* [Task]: Copy out the following data line for line, word for word, leaving out the pictures.

======== Supplied records ========

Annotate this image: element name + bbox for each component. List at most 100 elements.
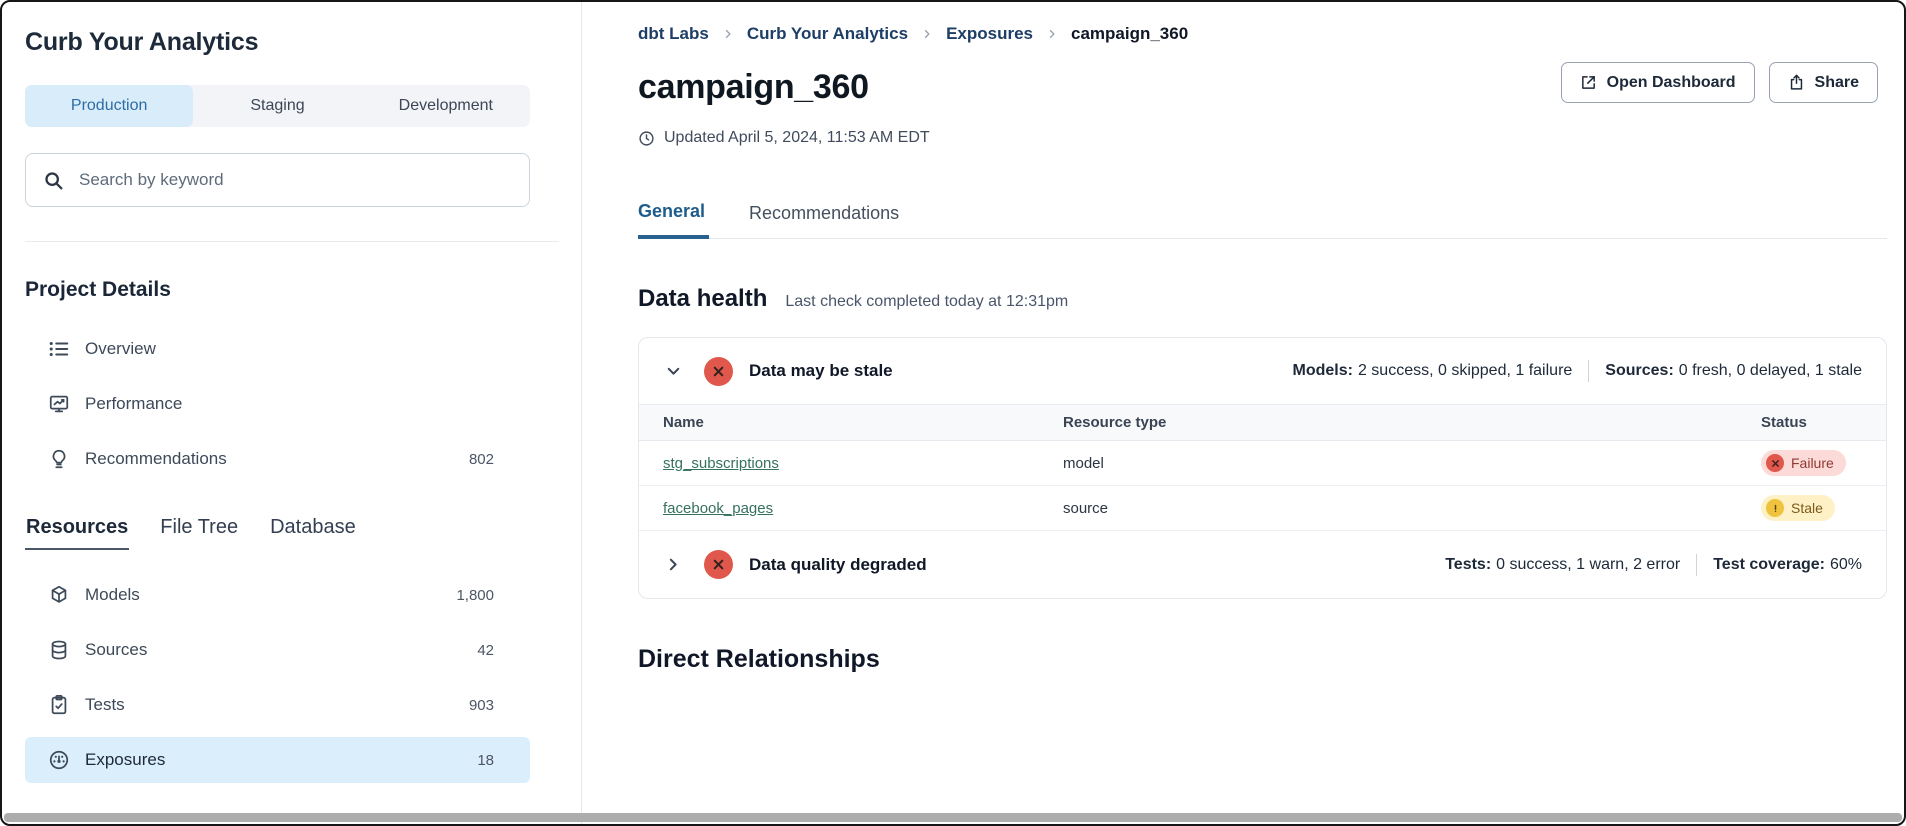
sidebar-item-exposures[interactable]: Exposures 18 [25, 737, 530, 783]
tests-stat-value: 0 success, 1 warn, 2 error [1496, 556, 1680, 574]
tab-database[interactable]: Database [269, 516, 357, 548]
chevron-right-icon[interactable] [663, 556, 683, 573]
breadcrumb: dbt Labs Curb Your Analytics Exposures c… [638, 24, 1887, 44]
sidebar-item-label: Performance [85, 394, 182, 414]
chevron-right-icon [921, 28, 933, 40]
horizontal-scrollbar[interactable] [4, 813, 1902, 822]
x-circle-icon [704, 550, 733, 579]
list-icon [47, 337, 71, 361]
sidebar-item-count: 802 [469, 451, 494, 468]
chevron-right-icon [1046, 28, 1058, 40]
status-badge-label: Stale [1791, 500, 1823, 516]
status-badge-label: Failure [1791, 455, 1834, 471]
breadcrumb-link-exposures[interactable]: Exposures [946, 24, 1033, 44]
tab-resources[interactable]: Resources [25, 516, 129, 550]
share-button[interactable]: Share [1769, 62, 1878, 103]
sidebar: Curb Your Analytics Production Staging D… [2, 2, 582, 824]
search-input[interactable] [77, 169, 512, 191]
sidebar-item-count: 903 [469, 697, 494, 714]
column-header-resource-type: Resource type [1063, 414, 1761, 431]
breadcrumb-link-dbt-labs[interactable]: dbt Labs [638, 24, 709, 44]
search-icon [43, 170, 64, 191]
sidebar-item-recommendations[interactable]: Recommendations 802 [25, 436, 530, 482]
warning-circle-icon [1766, 499, 1784, 517]
stale-section-title: Data may be stale [749, 361, 893, 381]
status-badge-stale: Stale [1761, 495, 1835, 521]
updated-timestamp: Updated April 5, 2024, 11:53 AM EDT [638, 129, 1887, 147]
sidebar-item-models[interactable]: Models 1,800 [25, 572, 530, 618]
project-details-nav: Overview Performance [25, 326, 581, 482]
page-tabs: General Recommendations [638, 201, 1887, 239]
clock-icon [638, 130, 655, 147]
sidebar-item-label: Models [85, 585, 140, 605]
project-title: Curb Your Analytics [25, 28, 581, 57]
sidebar-item-label: Sources [85, 640, 147, 660]
sidebar-item-label: Recommendations [85, 449, 227, 469]
models-stat-label: Models: [1293, 362, 1353, 380]
tab-file-tree[interactable]: File Tree [159, 516, 239, 548]
table-row: facebook_pages source Stale [639, 486, 1886, 531]
column-header-status: Status [1761, 414, 1862, 431]
share-icon [1788, 74, 1805, 91]
sidebar-item-performance[interactable]: Performance [25, 381, 530, 427]
x-circle-icon [704, 357, 733, 386]
x-circle-icon [1766, 454, 1784, 472]
search-box[interactable] [25, 153, 530, 207]
sidebar-item-label: Overview [85, 339, 156, 359]
resource-type-cell: source [1063, 500, 1761, 517]
chevron-right-icon [722, 28, 734, 40]
sidebar-item-label: Exposures [85, 750, 165, 770]
env-tab-development[interactable]: Development [362, 85, 530, 127]
cube-icon [47, 583, 71, 607]
status-badge-failure: Failure [1761, 450, 1846, 476]
gauge-icon [47, 748, 71, 772]
clipboard-check-icon [47, 693, 71, 717]
stale-section-stats: Models: 2 success, 0 skipped, 1 failure … [1293, 360, 1863, 382]
sidebar-item-label: Tests [85, 695, 125, 715]
external-link-icon [1580, 74, 1597, 91]
sources-stat-value: 0 fresh, 0 delayed, 1 stale [1679, 362, 1862, 380]
database-icon [47, 638, 71, 662]
app-window: Curb Your Analytics Production Staging D… [0, 0, 1906, 826]
sidebar-item-count: 1,800 [456, 587, 494, 604]
open-dashboard-button[interactable]: Open Dashboard [1561, 62, 1755, 103]
health-table-header: Name Resource type Status [639, 404, 1886, 441]
open-dashboard-label: Open Dashboard [1607, 74, 1736, 92]
tab-recommendations[interactable]: Recommendations [749, 201, 903, 238]
sidebar-item-tests[interactable]: Tests 903 [25, 682, 530, 728]
header-actions: Open Dashboard Share [1561, 62, 1878, 103]
chevron-down-icon[interactable] [663, 363, 683, 380]
lightbulb-icon [47, 447, 71, 471]
env-tab-staging[interactable]: Staging [193, 85, 361, 127]
quality-section-stats: Tests: 0 success, 1 warn, 2 error Test c… [1445, 554, 1862, 576]
tab-general[interactable]: General [638, 201, 709, 239]
stale-section-row[interactable]: Data may be stale Models: 2 success, 0 s… [639, 338, 1886, 404]
sources-stat-label: Sources: [1605, 362, 1673, 380]
resource-type-cell: model [1063, 455, 1761, 472]
resource-view-tabs: Resources File Tree Database [25, 516, 581, 550]
resource-link-facebook-pages[interactable]: facebook_pages [663, 500, 773, 517]
updated-text: Updated April 5, 2024, 11:53 AM EDT [664, 129, 930, 147]
resources-nav: Models 1,800 Sources 42 [25, 572, 581, 783]
resource-link-stg-subscriptions[interactable]: stg_subscriptions [663, 455, 779, 472]
models-stat-value: 2 success, 0 skipped, 1 failure [1358, 362, 1572, 380]
quality-section-title: Data quality degraded [749, 555, 927, 575]
data-health-heading: Data health Last check completed today a… [638, 285, 1887, 313]
sidebar-item-count: 42 [477, 642, 494, 659]
stat-divider [1696, 554, 1697, 576]
main-content: dbt Labs Curb Your Analytics Exposures c… [582, 2, 1904, 824]
breadcrumb-link-project[interactable]: Curb Your Analytics [747, 24, 908, 44]
sidebar-item-count: 18 [477, 752, 494, 769]
column-header-name: Name [663, 414, 1063, 431]
sidebar-item-overview[interactable]: Overview [25, 326, 530, 372]
project-details-heading: Project Details [25, 278, 581, 302]
table-row: stg_subscriptions model Failure [639, 441, 1886, 486]
sidebar-item-sources[interactable]: Sources 42 [25, 627, 530, 673]
quality-section-row[interactable]: Data quality degraded Tests: 0 success, … [639, 531, 1886, 598]
coverage-stat-value: 60% [1830, 556, 1862, 574]
env-tab-production[interactable]: Production [25, 85, 193, 127]
breadcrumb-current: campaign_360 [1071, 24, 1188, 44]
data-health-card: Data may be stale Models: 2 success, 0 s… [638, 337, 1887, 599]
stat-divider [1588, 360, 1589, 382]
performance-chart-icon [47, 392, 71, 416]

========

* [Solved problem]:
Annotate this image: element name + bbox for each component. List at most 100 elements.
sidebar-item-exposures[interactable]: Exposures 18 [25, 737, 530, 783]
tests-stat-value: 0 success, 1 warn, 2 error [1496, 556, 1680, 574]
tab-database[interactable]: Database [269, 516, 357, 548]
chevron-right-icon[interactable] [663, 556, 683, 573]
breadcrumb: dbt Labs Curb Your Analytics Exposures c… [638, 24, 1887, 44]
sidebar-item-label: Performance [85, 394, 182, 414]
chevron-right-icon [921, 28, 933, 40]
horizontal-scrollbar[interactable] [4, 813, 1902, 822]
x-circle-icon [704, 550, 733, 579]
list-icon [47, 337, 71, 361]
sidebar-item-count: 802 [469, 451, 494, 468]
chevron-right-icon [1046, 28, 1058, 40]
status-badge-label: Stale [1791, 500, 1823, 516]
status-badge-label: Failure [1791, 455, 1834, 471]
breadcrumb-link-exposures[interactable]: Exposures [946, 24, 1033, 44]
tab-resources[interactable]: Resources [25, 516, 129, 550]
share-button[interactable]: Share [1769, 62, 1878, 103]
sidebar: Curb Your Analytics Production Staging D… [2, 2, 582, 824]
search-input[interactable] [77, 169, 512, 191]
sidebar-item-count: 903 [469, 697, 494, 714]
column-header-resource-type: Resource type [1063, 414, 1761, 431]
breadcrumb-link-dbt-labs[interactable]: dbt Labs [638, 24, 709, 44]
search-icon [43, 170, 64, 191]
sidebar-item-recommendations[interactable]: Recommendations 802 [25, 436, 530, 482]
warning-circle-icon [1766, 499, 1784, 517]
stale-section-title: Data may be stale [749, 361, 893, 381]
status-badge-stale: Stale [1761, 495, 1835, 521]
updated-timestamp: Updated April 5, 2024, 11:53 AM EDT [638, 129, 1887, 147]
sidebar-item-models[interactable]: Models 1,800 [25, 572, 530, 618]
project-details-nav: Overview Performance [25, 326, 581, 482]
page-tabs: General Recommendations [638, 201, 1887, 239]
clock-icon [638, 130, 655, 147]
sidebar-item-label: Models [85, 585, 140, 605]
project-title: Curb Your Analytics [25, 28, 581, 57]
sidebar-item-label: Sources [85, 640, 147, 660]
sidebar-item-label: Recommendations [85, 449, 227, 469]
models-stat-label: Models: [1293, 362, 1353, 380]
tab-file-tree[interactable]: File Tree [159, 516, 239, 548]
table-row: facebook_pages source Stale [639, 486, 1886, 531]
column-header-status: Status [1761, 414, 1862, 431]
share-icon [1788, 74, 1805, 91]
sidebar-item-performance[interactable]: Performance [25, 381, 530, 427]
x-circle-icon [704, 357, 733, 386]
x-circle-icon [1766, 454, 1784, 472]
search-box[interactable] [25, 153, 530, 207]
sidebar-item-label: Overview [85, 339, 156, 359]
resource-type-cell: source [1063, 500, 1761, 517]
chevron-right-icon [722, 28, 734, 40]
sidebar-item-label: Exposures [85, 750, 165, 770]
env-tab-development[interactable]: Development [362, 85, 530, 127]
cube-icon [47, 583, 71, 607]
status-badge-failure: Failure [1761, 450, 1846, 476]
gauge-icon [47, 748, 71, 772]
clipboard-check-icon [47, 693, 71, 717]
stale-section-stats: Models: 2 success, 0 skipped, 1 failure … [1293, 360, 1863, 382]
sidebar-item-label: Tests [85, 695, 125, 715]
external-link-icon [1580, 74, 1597, 91]
sources-stat-value: 0 fresh, 0 delayed, 1 stale [1679, 362, 1862, 380]
database-icon [47, 638, 71, 662]
app-window: Curb Your Analytics Production Staging D… [0, 0, 1906, 826]
sidebar-item-count: 1,800 [456, 587, 494, 604]
open-dashboard-button[interactable]: Open Dashboard [1561, 62, 1755, 103]
health-table-header: Name Resource type Status [639, 404, 1886, 441]
open-dashboard-label: Open Dashboard [1607, 74, 1736, 92]
tab-recommendations[interactable]: Recommendations [749, 201, 903, 238]
sidebar-item-tests[interactable]: Tests 903 [25, 682, 530, 728]
header-actions: Open Dashboard Share [1561, 62, 1878, 103]
chevron-down-icon[interactable] [663, 363, 683, 380]
lightbulb-icon [47, 447, 71, 471]
env-tab-staging[interactable]: Staging [193, 85, 361, 127]
quality-section-stats: Tests: 0 success, 1 warn, 2 error Test c… [1445, 554, 1862, 576]
tab-general[interactable]: General [638, 201, 709, 239]
stale-section-row[interactable]: Data may be stale Models: 2 success, 0 s… [639, 338, 1886, 404]
sources-stat-label: Sources: [1605, 362, 1673, 380]
resource-type-cell: model [1063, 455, 1761, 472]
resource-view-tabs: Resources File Tree Database [25, 516, 581, 550]
resource-link-facebook-pages[interactable]: facebook_pages [663, 500, 773, 517]
updated-text: Updated April 5, 2024, 11:53 AM EDT [664, 129, 930, 147]
resources-nav: Models 1,800 Sources 42 [25, 572, 581, 783]
resource-link-stg-subscriptions[interactable]: stg_subscriptions [663, 455, 779, 472]
models-stat-value: 2 success, 0 skipped, 1 failure [1358, 362, 1572, 380]
quality-section-title: Data quality degraded [749, 555, 927, 575]
data-health-heading: Data health Last check completed today a… [638, 285, 1887, 313]
sidebar-item-count: 42 [477, 642, 494, 659]
stat-divider [1696, 554, 1697, 576]
main-content: dbt Labs Curb Your Analytics Exposures c… [582, 2, 1904, 824]
breadcrumb-link-project[interactable]: Curb Your Analytics [747, 24, 908, 44]
sidebar-item-count: 18 [477, 752, 494, 769]
column-header-name: Name [663, 414, 1063, 431]
sidebar-item-overview[interactable]: Overview [25, 326, 530, 372]
project-details-heading: Project Details [25, 278, 581, 302]
table-row: stg_subscriptions model Failure [639, 441, 1886, 486]
sidebar-item-sources[interactable]: Sources 42 [25, 627, 530, 673]
quality-section-row[interactable]: Data quality degraded Tests: 0 success, … [639, 531, 1886, 598]
coverage-stat-value: 60% [1830, 556, 1862, 574]
env-tab-production[interactable]: Production [25, 85, 193, 127]
breadcrumb-current: campaign_360 [1071, 24, 1188, 44]
data-health-card: Data may be stale Models: 2 success, 0 s… [638, 337, 1887, 599]
stat-divider [1588, 360, 1589, 382]
performance-chart-icon [47, 392, 71, 416]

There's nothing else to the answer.